** BEGIN **

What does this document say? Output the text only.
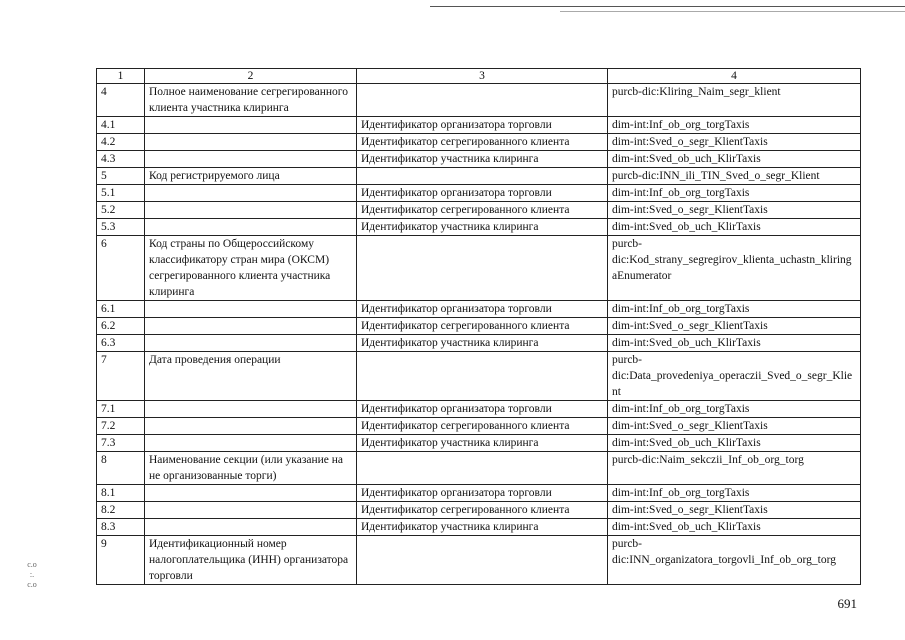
1	2	3	4
4	Полное наименование сегрегированного клиента участника клиринга		purcb-dic:Kliring_Naim_segr_klient
4.1		Идентификатор организатора торговли	dim-int:Inf_ob_org_torgTaxis
4.2		Идентификатор сегрегированного клиента	dim-int:Sved_o_segr_KlientTaxis
4.3		Идентификатор участника клиринга	dim-int:Sved_ob_uch_KlirTaxis
5	Код регистрируемого лица		purcb-dic:INN_ili_TIN_Sved_o_segr_Klient
5.1		Идентификатор организатора торговли	dim-int:Inf_ob_org_torgTaxis
5.2		Идентификатор сегрегированного клиента	dim-int:Sved_o_segr_KlientTaxis
5.3		Идентификатор участника клиринга	dim-int:Sved_ob_uch_KlirTaxis
6	Код страны по Общероссийскому классификатору стран мира (ОКСМ) сегрегированного клиента участника клиринга		purcb-dic:Kod_strany_segregirov_klienta_uchastn_kliringaEnumerator
6.1		Идентификатор организатора торговли	dim-int:Inf_ob_org_torgTaxis
6.2		Идентификатор сегрегированного клиента	dim-int:Sved_o_segr_KlientTaxis
6.3		Идентификатор участника клиринга	dim-int:Sved_ob_uch_KlirTaxis
7	Дата проведения операции		purcb-dic:Data_provedeniya_operaczii_Sved_o_segr_Klient
7.1		Идентификатор организатора торговли	dim-int:Inf_ob_org_torgTaxis
7.2		Идентификатор сегрегированного клиента	dim-int:Sved_o_segr_KlientTaxis
7.3		Идентификатор участника клиринга	dim-int:Sved_ob_uch_KlirTaxis
8	Наименование секции (или указание на не организованные торги)		purcb-dic:Naim_sekczii_Inf_ob_org_torg
8.1		Идентификатор организатора торговли	dim-int:Inf_ob_org_torgTaxis
8.2		Идентификатор сегрегированного клиента	dim-int:Sved_o_segr_KlientTaxis
8.3		Идентификатор участника клиринга	dim-int:Sved_ob_uch_KlirTaxis
9	Идентификационный номер налогоплательщика (ИНН) организатора торговли		purcb-dic:INN_organizatora_torgovli_Inf_ob_org_torg
c.o
:.
c.o
691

** END **

## What to do
Find every line that has "организатора" in it, then return those lines.

## Correct result
4.1		Идентификатор организатора торговли	dim-int:Inf_ob_org_torgTaxis
5.1		Идентификатор организатора торговли	dim-int:Inf_ob_org_torgTaxis
6.1		Идентификатор организатора торговли	dim-int:Inf_ob_org_torgTaxis
7.1		Идентификатор организатора торговли	dim-int:Inf_ob_org_torgTaxis
8.1		Идентификатор организатора торговли	dim-int:Inf_ob_org_torgTaxis
9	Идентификационный номер налогоплательщика (ИНН) организатора торговли		purcb-dic:INN_organizatora_torgovli_Inf_ob_org_torg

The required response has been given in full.